Exercise:
Copy out every one of the following lines word for word.

Records for processing:
(begin)

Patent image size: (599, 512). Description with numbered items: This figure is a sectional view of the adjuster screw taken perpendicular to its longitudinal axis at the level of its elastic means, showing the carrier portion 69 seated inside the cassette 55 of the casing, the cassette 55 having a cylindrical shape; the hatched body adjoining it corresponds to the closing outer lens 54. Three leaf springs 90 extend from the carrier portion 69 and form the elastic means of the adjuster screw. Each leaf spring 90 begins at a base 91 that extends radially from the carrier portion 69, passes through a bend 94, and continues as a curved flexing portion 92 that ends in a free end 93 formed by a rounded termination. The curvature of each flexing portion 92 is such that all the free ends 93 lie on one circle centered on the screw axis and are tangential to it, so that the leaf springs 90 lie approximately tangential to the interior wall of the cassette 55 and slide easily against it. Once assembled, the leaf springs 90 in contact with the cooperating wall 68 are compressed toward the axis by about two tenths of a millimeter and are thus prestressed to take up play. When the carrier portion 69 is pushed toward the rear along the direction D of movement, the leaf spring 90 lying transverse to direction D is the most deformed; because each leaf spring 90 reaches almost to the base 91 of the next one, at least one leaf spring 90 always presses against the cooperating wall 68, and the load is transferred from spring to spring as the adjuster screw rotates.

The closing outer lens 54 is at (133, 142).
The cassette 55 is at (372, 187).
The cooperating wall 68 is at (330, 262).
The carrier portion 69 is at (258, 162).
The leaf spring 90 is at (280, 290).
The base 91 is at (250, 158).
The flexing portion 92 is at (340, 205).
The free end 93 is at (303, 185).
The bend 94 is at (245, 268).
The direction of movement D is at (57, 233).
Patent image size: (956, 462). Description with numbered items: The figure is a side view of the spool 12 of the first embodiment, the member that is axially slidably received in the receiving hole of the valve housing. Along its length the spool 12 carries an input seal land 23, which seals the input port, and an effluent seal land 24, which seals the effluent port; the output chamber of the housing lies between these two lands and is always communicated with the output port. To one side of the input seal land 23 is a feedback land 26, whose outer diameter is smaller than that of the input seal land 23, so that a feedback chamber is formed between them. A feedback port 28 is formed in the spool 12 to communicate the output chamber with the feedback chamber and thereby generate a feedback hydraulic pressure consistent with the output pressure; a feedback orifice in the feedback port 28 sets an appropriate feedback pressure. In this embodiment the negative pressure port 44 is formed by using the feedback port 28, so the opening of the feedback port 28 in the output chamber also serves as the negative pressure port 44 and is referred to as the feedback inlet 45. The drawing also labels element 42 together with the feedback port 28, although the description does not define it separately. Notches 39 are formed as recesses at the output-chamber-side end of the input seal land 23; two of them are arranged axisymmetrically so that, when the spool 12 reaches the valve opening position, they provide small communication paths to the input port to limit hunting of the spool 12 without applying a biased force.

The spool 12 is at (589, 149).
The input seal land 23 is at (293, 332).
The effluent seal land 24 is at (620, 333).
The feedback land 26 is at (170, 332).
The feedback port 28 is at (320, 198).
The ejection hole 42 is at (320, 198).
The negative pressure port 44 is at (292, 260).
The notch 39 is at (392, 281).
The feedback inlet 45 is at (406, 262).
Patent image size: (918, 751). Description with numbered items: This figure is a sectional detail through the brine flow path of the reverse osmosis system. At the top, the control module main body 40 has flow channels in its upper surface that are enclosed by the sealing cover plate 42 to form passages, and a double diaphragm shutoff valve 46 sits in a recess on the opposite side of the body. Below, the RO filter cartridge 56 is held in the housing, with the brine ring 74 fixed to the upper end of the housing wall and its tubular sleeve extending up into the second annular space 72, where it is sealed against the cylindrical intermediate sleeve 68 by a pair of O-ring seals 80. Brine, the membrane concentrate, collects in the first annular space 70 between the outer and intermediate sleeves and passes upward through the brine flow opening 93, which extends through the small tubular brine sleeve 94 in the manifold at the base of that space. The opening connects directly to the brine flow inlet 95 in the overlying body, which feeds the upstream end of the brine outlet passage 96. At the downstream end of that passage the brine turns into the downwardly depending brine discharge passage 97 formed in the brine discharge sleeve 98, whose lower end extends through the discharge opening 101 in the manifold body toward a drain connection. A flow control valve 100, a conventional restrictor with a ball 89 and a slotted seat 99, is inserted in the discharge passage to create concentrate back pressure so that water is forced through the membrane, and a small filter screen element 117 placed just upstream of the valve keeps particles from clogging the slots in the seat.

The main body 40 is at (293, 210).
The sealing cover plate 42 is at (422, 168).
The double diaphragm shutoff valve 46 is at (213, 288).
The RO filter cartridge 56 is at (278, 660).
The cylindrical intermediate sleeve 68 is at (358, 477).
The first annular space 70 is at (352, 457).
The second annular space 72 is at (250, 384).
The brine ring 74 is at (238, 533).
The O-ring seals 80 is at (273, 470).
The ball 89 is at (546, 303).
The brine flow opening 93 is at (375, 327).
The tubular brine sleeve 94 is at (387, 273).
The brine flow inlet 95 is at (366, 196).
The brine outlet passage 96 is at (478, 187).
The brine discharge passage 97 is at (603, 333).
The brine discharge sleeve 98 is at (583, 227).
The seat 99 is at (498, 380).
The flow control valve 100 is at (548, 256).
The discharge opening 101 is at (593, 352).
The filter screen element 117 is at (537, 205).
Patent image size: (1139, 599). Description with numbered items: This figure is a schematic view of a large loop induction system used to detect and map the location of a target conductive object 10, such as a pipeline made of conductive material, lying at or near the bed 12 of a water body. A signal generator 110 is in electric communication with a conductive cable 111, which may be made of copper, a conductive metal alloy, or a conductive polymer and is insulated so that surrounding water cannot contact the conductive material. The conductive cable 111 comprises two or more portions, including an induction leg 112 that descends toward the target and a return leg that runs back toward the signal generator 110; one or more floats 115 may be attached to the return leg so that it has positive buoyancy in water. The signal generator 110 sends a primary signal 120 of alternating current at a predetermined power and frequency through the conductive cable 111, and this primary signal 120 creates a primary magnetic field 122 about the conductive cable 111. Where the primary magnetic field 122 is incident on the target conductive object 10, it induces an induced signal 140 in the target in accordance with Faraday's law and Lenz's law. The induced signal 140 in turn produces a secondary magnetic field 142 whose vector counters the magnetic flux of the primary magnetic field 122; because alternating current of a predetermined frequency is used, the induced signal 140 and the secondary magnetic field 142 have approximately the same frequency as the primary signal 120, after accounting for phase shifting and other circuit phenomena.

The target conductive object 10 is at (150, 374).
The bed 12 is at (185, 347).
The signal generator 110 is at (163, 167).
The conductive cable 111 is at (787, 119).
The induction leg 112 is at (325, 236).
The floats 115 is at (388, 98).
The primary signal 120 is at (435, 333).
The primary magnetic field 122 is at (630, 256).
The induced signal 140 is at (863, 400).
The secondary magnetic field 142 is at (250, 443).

(end)

Reply to the exercise:
Patent image size: (599, 512). Description with numbered items: This figure is a sectional view of the adjuster screw taken perpendicular to its longitudinal axis at the level of its elastic means, showing the carrier portion 69 seated inside the cassette 55 of the casing, the cassette 55 having a cylindrical shape; the hatched body adjoining it corresponds to the closing outer lens 54. Three leaf springs 90 extend from the carrier portion 69 and form the elastic means of the adjuster screw. Each leaf spring 90 begins at a base 91 that extends radially from the carrier portion 69, passes through a bend 94, and continues as a curved flexing portion 92 that ends in a free end 93 formed by a rounded termination. The curvature of each flexing portion 92 is such that all the free ends 93 lie on one circle centered on the screw axis and are tangential to it, so that the leaf springs 90 lie approximately tangential to the interior wall of the cassette 55 and slide easily against it. Once assembled, the leaf springs 90 in contact with the cooperating wall 68 are compressed toward the axis by about two tenths of a millimeter and are thus prestressed to take up play. When the carrier portion 69 is pushed toward the rear along the direction D of movement, the leaf spring 90 lying transverse to direction D is the most deformed; because each leaf spring 90 reaches almost to the base 91 of the next one, at least one leaf spring 90 always presses against the cooperating wall 68, and the load is transferred from spring to spring as the adjuster screw rotates.

The closing outer lens 54 is at (133, 142).
The cassette 55 is at (372, 187).
The cooperating wall 68 is at (330, 262).
The carrier portion 69 is at (258, 162).
The leaf spring 90 is at (280, 290).
The base 91 is at (250, 158).
The flexing portion 92 is at (340, 205).
The free end 93 is at (303, 185).
The bend 94 is at (245, 268).
The direction of movement D is at (57, 233).
Patent image size: (956, 462). Description with numbered items: The figure is a side view of the spool 12 of the first embodiment, the member that is axially slidably received in the receiving hole of the valve housing. Along its length the spool 12 carries an input seal land 23, which seals the input port, and an effluent seal land 24, which seals the effluent port; the output chamber of the housing lies between these two lands and is always communicated with the output port. To one side of the input seal land 23 is a feedback land 26, whose outer diameter is smaller than that of the input seal land 23, so that a feedback chamber is formed between them. A feedback port 28 is formed in the spool 12 to communicate the output chamber with the feedback chamber and thereby generate a feedback hydraulic pressure consistent with the output pressure; a feedback orifice in the feedback port 28 sets an appropriate feedback pressure. In this embodiment the negative pressure port 44 is formed by using the feedback port 28, so the opening of the feedback port 28 in the output chamber also serves as the negative pressure port 44 and is referred to as the feedback inlet 45. The drawing also labels element 42 together with the feedback port 28, although the description does not define it separately. Notches 39 are formed as recesses at the output-chamber-side end of the input seal land 23; two of them are arranged axisymmetrically so that, when the spool 12 reaches the valve opening position, they provide small communication paths to the input port to limit hunting of the spool 12 without applying a biased force.

The spool 12 is at (589, 149).
The input seal land 23 is at (293, 332).
The effluent seal land 24 is at (620, 333).
The feedback land 26 is at (170, 332).
The feedback port 28 is at (320, 198).
The ejection hole 42 is at (320, 198).
The negative pressure port 44 is at (292, 260).
The notch 39 is at (392, 281).
The feedback inlet 45 is at (406, 262).
Patent image size: (918, 751). Description with numbered items: This figure is a sectional detail through the brine flow path of the reverse osmosis system. At the top, the control module main body 40 has flow channels in its upper surface that are enclosed by the sealing cover plate 42 to form passages, and a double diaphragm shutoff valve 46 sits in a recess on the opposite side of the body. Below, the RO filter cartridge 56 is held in the housing, with the brine ring 74 fixed to the upper end of the housing wall and its tubular sleeve extending up into the second annular space 72, where it is sealed against the cylindrical intermediate sleeve 68 by a pair of O-ring seals 80. Brine, the membrane concentrate, collects in the first annular space 70 between the outer and intermediate sleeves and passes upward through the brine flow opening 93, which extends through the small tubular brine sleeve 94 in the manifold at the base of that space. The opening connects directly to the brine flow inlet 95 in the overlying body, which feeds the upstream end of the brine outlet passage 96. At the downstream end of that passage the brine turns into the downwardly depending brine discharge passage 97 formed in the brine discharge sleeve 98, whose lower end extends through the discharge opening 101 in the manifold body toward a drain connection. A flow control valve 100, a conventional restrictor with a ball 89 and a slotted seat 99, is inserted in the discharge passage to create concentrate back pressure so that water is forced through the membrane, and a small filter screen element 117 placed just upstream of the valve keeps particles from clogging the slots in the seat.

The main body 40 is at (293, 210).
The sealing cover plate 42 is at (422, 168).
The double diaphragm shutoff valve 46 is at (213, 288).
The RO filter cartridge 56 is at (278, 660).
The cylindrical intermediate sleeve 68 is at (358, 477).
The first annular space 70 is at (352, 457).
The second annular space 72 is at (250, 384).
The brine ring 74 is at (238, 533).
The O-ring seals 80 is at (273, 470).
The ball 89 is at (546, 303).
The brine flow opening 93 is at (375, 327).
The tubular brine sleeve 94 is at (387, 273).
The brine flow inlet 95 is at (366, 196).
The brine outlet passage 96 is at (478, 187).
The brine discharge passage 97 is at (603, 333).
The brine discharge sleeve 98 is at (583, 227).
The seat 99 is at (498, 380).
The flow control valve 100 is at (548, 256).
The discharge opening 101 is at (593, 352).
The filter screen element 117 is at (537, 205).
Patent image size: (1139, 599). Description with numbered items: This figure is a schematic view of a large loop induction system used to detect and map the location of a target conductive object 10, such as a pipeline made of conductive material, lying at or near the bed 12 of a water body. A signal generator 110 is in electric communication with a conductive cable 111, which may be made of copper, a conductive metal alloy, or a conductive polymer and is insulated so that surrounding water cannot contact the conductive material. The conductive cable 111 comprises two or more portions, including an induction leg 112 that descends toward the target and a return leg that runs back toward the signal generator 110; one or more floats 115 may be attached to the return leg so that it has positive buoyancy in water. The signal generator 110 sends a primary signal 120 of alternating current at a predetermined power and frequency through the conductive cable 111, and this primary signal 120 creates a primary magnetic field 122 about the conductive cable 111. Where the primary magnetic field 122 is incident on the target conductive object 10, it induces an induced signal 140 in the target in accordance with Faraday's law and Lenz's law. The induced signal 140 in turn produces a secondary magnetic field 142 whose vector counters the magnetic flux of the primary magnetic field 122; because alternating current of a predetermined frequency is used, the induced signal 140 and the secondary magnetic field 142 have approximately the same frequency as the primary signal 120, after accounting for phase shifting and other circuit phenomena.

The target conductive object 10 is at (150, 374).
The bed 12 is at (185, 347).
The signal generator 110 is at (163, 167).
The conductive cable 111 is at (787, 119).
The induction leg 112 is at (325, 236).
The floats 115 is at (388, 98).
The primary signal 120 is at (435, 333).
The primary magnetic field 122 is at (630, 256).
The induced signal 140 is at (863, 400).
The secondary magnetic field 142 is at (250, 443).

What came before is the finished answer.